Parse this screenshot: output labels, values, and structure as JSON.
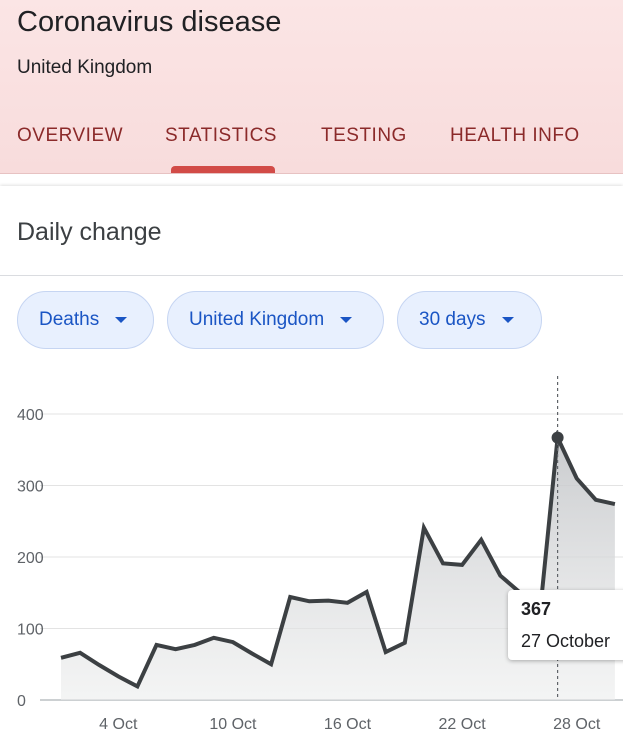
{
  "header": {
    "title": "Coronavirus disease",
    "subtitle": "United Kingdom",
    "tabs": [
      {
        "label": "OVERVIEW"
      },
      {
        "label": "STATISTICS",
        "active": true
      },
      {
        "label": "TESTING"
      },
      {
        "label": "HEALTH INFO"
      }
    ]
  },
  "card": {
    "title": "Daily change",
    "filters": [
      {
        "label": "Deaths"
      },
      {
        "label": "United Kingdom"
      },
      {
        "label": "30 days"
      }
    ]
  },
  "tooltip": {
    "value": "367",
    "date": "27 October"
  },
  "colors": {
    "line": "#3c4043",
    "tab_text": "#8b2a2a",
    "tab_indicator": "#d24b47",
    "chip_text": "#1a55c4",
    "chip_bg": "#e8f0fe"
  },
  "chart_data": {
    "type": "area",
    "title": "",
    "xlabel": "",
    "ylabel": "",
    "x": [
      "1 Oct",
      "2 Oct",
      "3 Oct",
      "4 Oct",
      "5 Oct",
      "6 Oct",
      "7 Oct",
      "8 Oct",
      "9 Oct",
      "10 Oct",
      "11 Oct",
      "12 Oct",
      "13 Oct",
      "14 Oct",
      "15 Oct",
      "16 Oct",
      "17 Oct",
      "18 Oct",
      "19 Oct",
      "20 Oct",
      "21 Oct",
      "22 Oct",
      "23 Oct",
      "24 Oct",
      "25 Oct",
      "26 Oct",
      "27 Oct",
      "28 Oct",
      "29 Oct",
      "30 Oct"
    ],
    "xticks": [
      "4 Oct",
      "10 Oct",
      "16 Oct",
      "22 Oct",
      "28 Oct"
    ],
    "series": [
      {
        "values": [
          59,
          66,
          49,
          33,
          19,
          77,
          71,
          77,
          87,
          81,
          65,
          50,
          144,
          138,
          139,
          136,
          151,
          67,
          80,
          241,
          191,
          189,
          224,
          174,
          151,
          102,
          367,
          310,
          280,
          274
        ]
      }
    ],
    "yticks": [
      0,
      100,
      200,
      300,
      400
    ],
    "ylim": [
      0,
      400
    ],
    "grid": true,
    "highlight": {
      "x": "27 Oct",
      "value": 367
    }
  }
}
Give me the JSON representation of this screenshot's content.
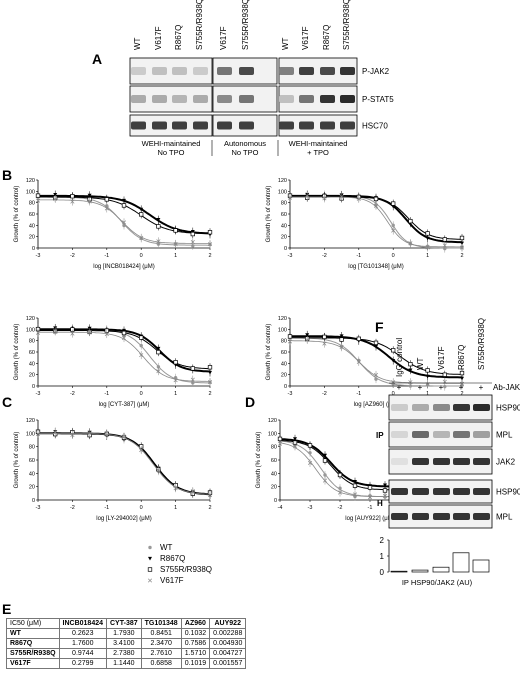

Description of the task :: If a line in the records above has the word "this", copy it.

Reply ::
Parse this screenshot: output labels, values, and structure as JSON.
Give me the JSON representation of this screenshot's content.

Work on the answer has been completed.